-- start --

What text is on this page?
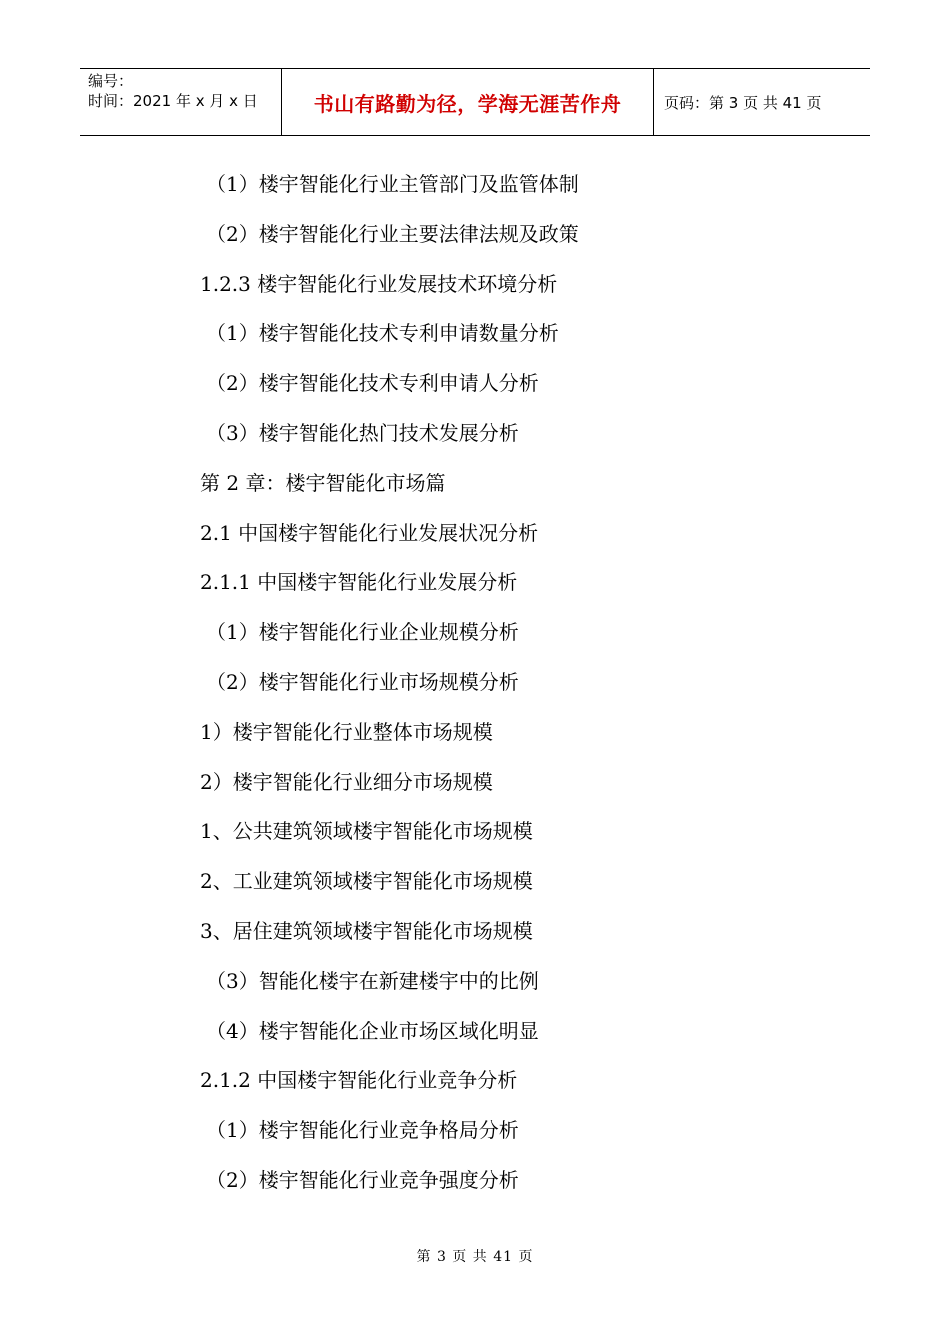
编号：
时间：2021 年 x 月 x 日	书山有路勤为径，学海无涯苦作舟	页码：第 3 页 共 41 页
（1）楼宇智能化行业主管部门及监管体制
（2）楼宇智能化行业主要法律法规及政策
1.2.3 楼宇智能化行业发展技术环境分析
（1）楼宇智能化技术专利申请数量分析
（2）楼宇智能化技术专利申请人分析
（3）楼宇智能化热门技术发展分析
第 2 章：楼宇智能化市场篇
2.1 中国楼宇智能化行业发展状况分析
2.1.1 中国楼宇智能化行业发展分析
（1）楼宇智能化行业企业规模分析
（2）楼宇智能化行业市场规模分析
1）楼宇智能化行业整体市场规模
2）楼宇智能化行业细分市场规模
1、公共建筑领域楼宇智能化市场规模
2、工业建筑领域楼宇智能化市场规模
3、居住建筑领域楼宇智能化市场规模
（3）智能化楼宇在新建楼宇中的比例
（4）楼宇智能化企业市场区域化明显
2.1.2 中国楼宇智能化行业竞争分析
（1）楼宇智能化行业竞争格局分析
（2）楼宇智能化行业竞争强度分析
第 3 页 共 41 页
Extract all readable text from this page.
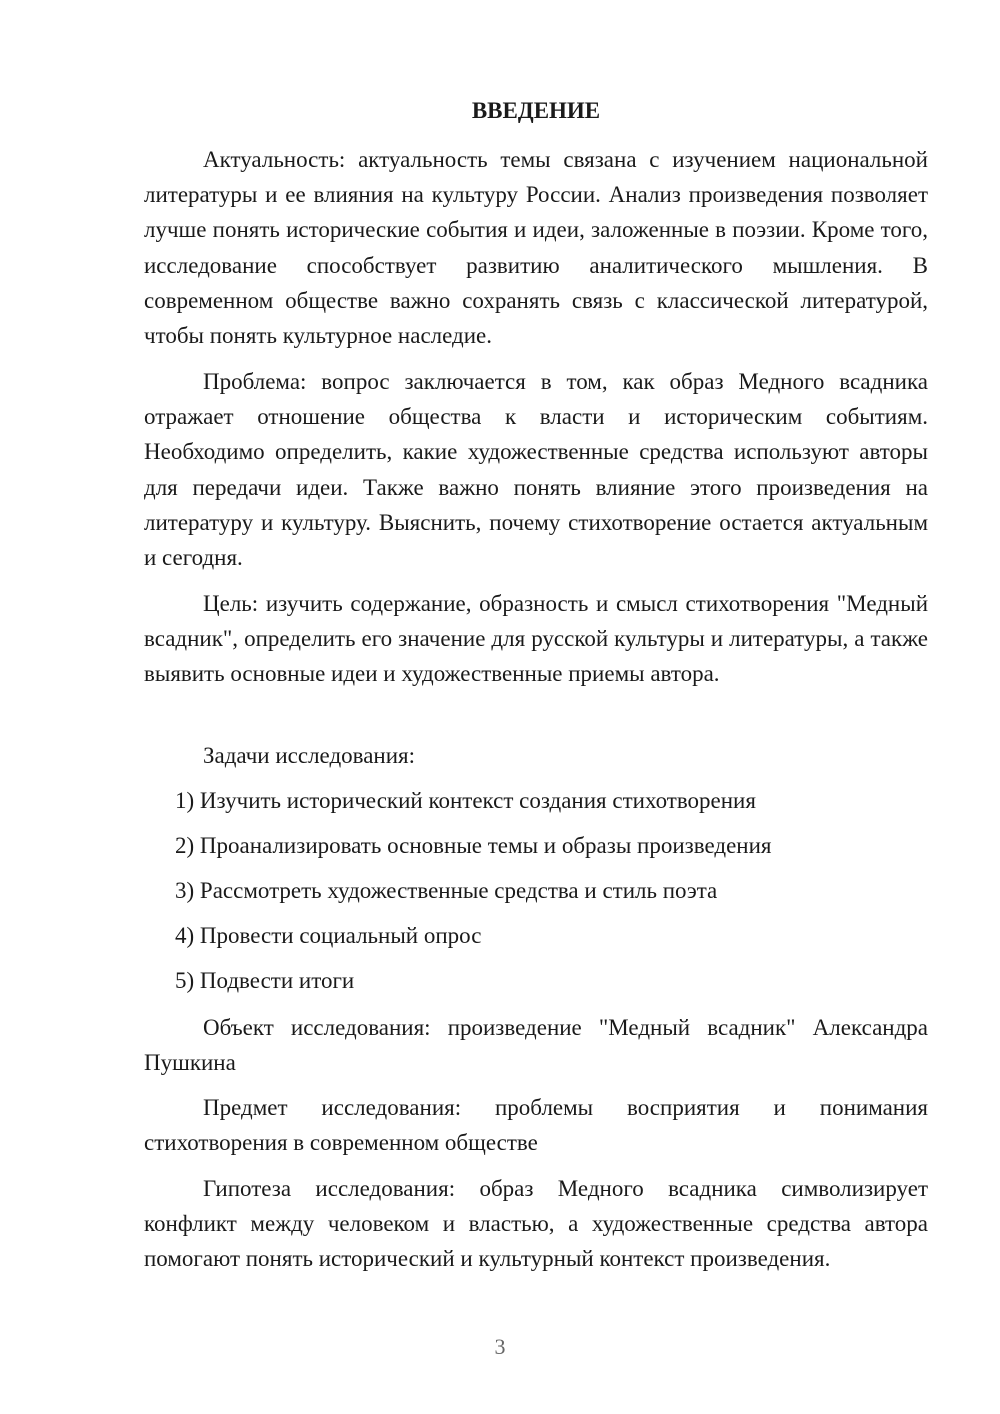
ВВЕДЕНИЕ

Актуальность: актуальность темы связана с изучением национальной литературы и ее влияния на культуру России. Анализ произведения позволяет лучше понять исторические события и идеи, заложенные в поэзии. Кроме того, исследование способствует развитию аналитического мышления. В современном обществе важно сохранять связь с классической литературой, чтобы понять культурное наследие.

Проблема: вопрос заключается в том, как образ Медного всадника отражает отношение общества к власти и историческим событиям. Необходимо определить, какие художественные средства используют авторы для передачи идеи. Также важно понять влияние этого произведения на литературу и культуру. Выяснить, почему стихотворение остается актуальным и сегодня.

Цель: изучить содержание, образность и смысл стихотворения "Медный всадник", определить его значение для русской культуры и литературы, а также выявить основные идеи и художественные приемы автора.

Задачи исследования:

1) Изучить исторический контекст создания стихотворения
2) Проанализировать основные темы и образы произведения
3) Рассмотреть художественные средства и стиль поэта
4) Провести социальный опрос
5) Подвести итоги

Объект исследования: произведение "Медный всадник" Александра Пушкина

Предмет исследования: проблемы восприятия и понимания стихотворения в современном обществе

Гипотеза исследования: образ Медного всадника символизирует конфликт между человеком и властью, а художественные средства автора помогают понять исторический и культурный контекст произведения.

3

-- end --

> [GIVEN INSTRUCTION]:
Pictures are not part of the copy; reproduce exactly and only the lines from the line containing "Extract all readable text from this page." through the end of the listing.

> [RESULT OF THIS EXERCISE]:
Extract all readable text from this page.
ВВЕДЕНИЕ

Актуальность: актуальность темы связана с изучением национальной литературы и ее влияния на культуру России. Анализ произведения позволяет лучше понять исторические события и идеи, заложенные в поэзии. Кроме того, исследование способствует развитию аналитического мышления. В современном обществе важно сохранять связь с классической литературой, чтобы понять культурное наследие.

Проблема: вопрос заключается в том, как образ Медного всадника отражает отношение общества к власти и историческим событиям. Необходимо определить, какие художественные средства используют авторы для передачи идеи. Также важно понять влияние этого произведения на литературу и культуру. Выяснить, почему стихотворение остается актуальным и сегодня.

Цель: изучить содержание, образность и смысл стихотворения "Медный всадник", определить его значение для русской культуры и литературы, а также выявить основные идеи и художественные приемы автора.

Задачи исследования:

1) Изучить исторический контекст создания стихотворения
2) Проанализировать основные темы и образы произведения
3) Рассмотреть художественные средства и стиль поэта
4) Провести социальный опрос
5) Подвести итоги

Объект исследования: произведение "Медный всадник" Александра Пушкина

Предмет исследования: проблемы восприятия и понимания стихотворения в современном обществе

Гипотеза исследования: образ Медного всадника символизирует конфликт между человеком и властью, а художественные средства автора помогают понять исторический и культурный контекст произведения.

3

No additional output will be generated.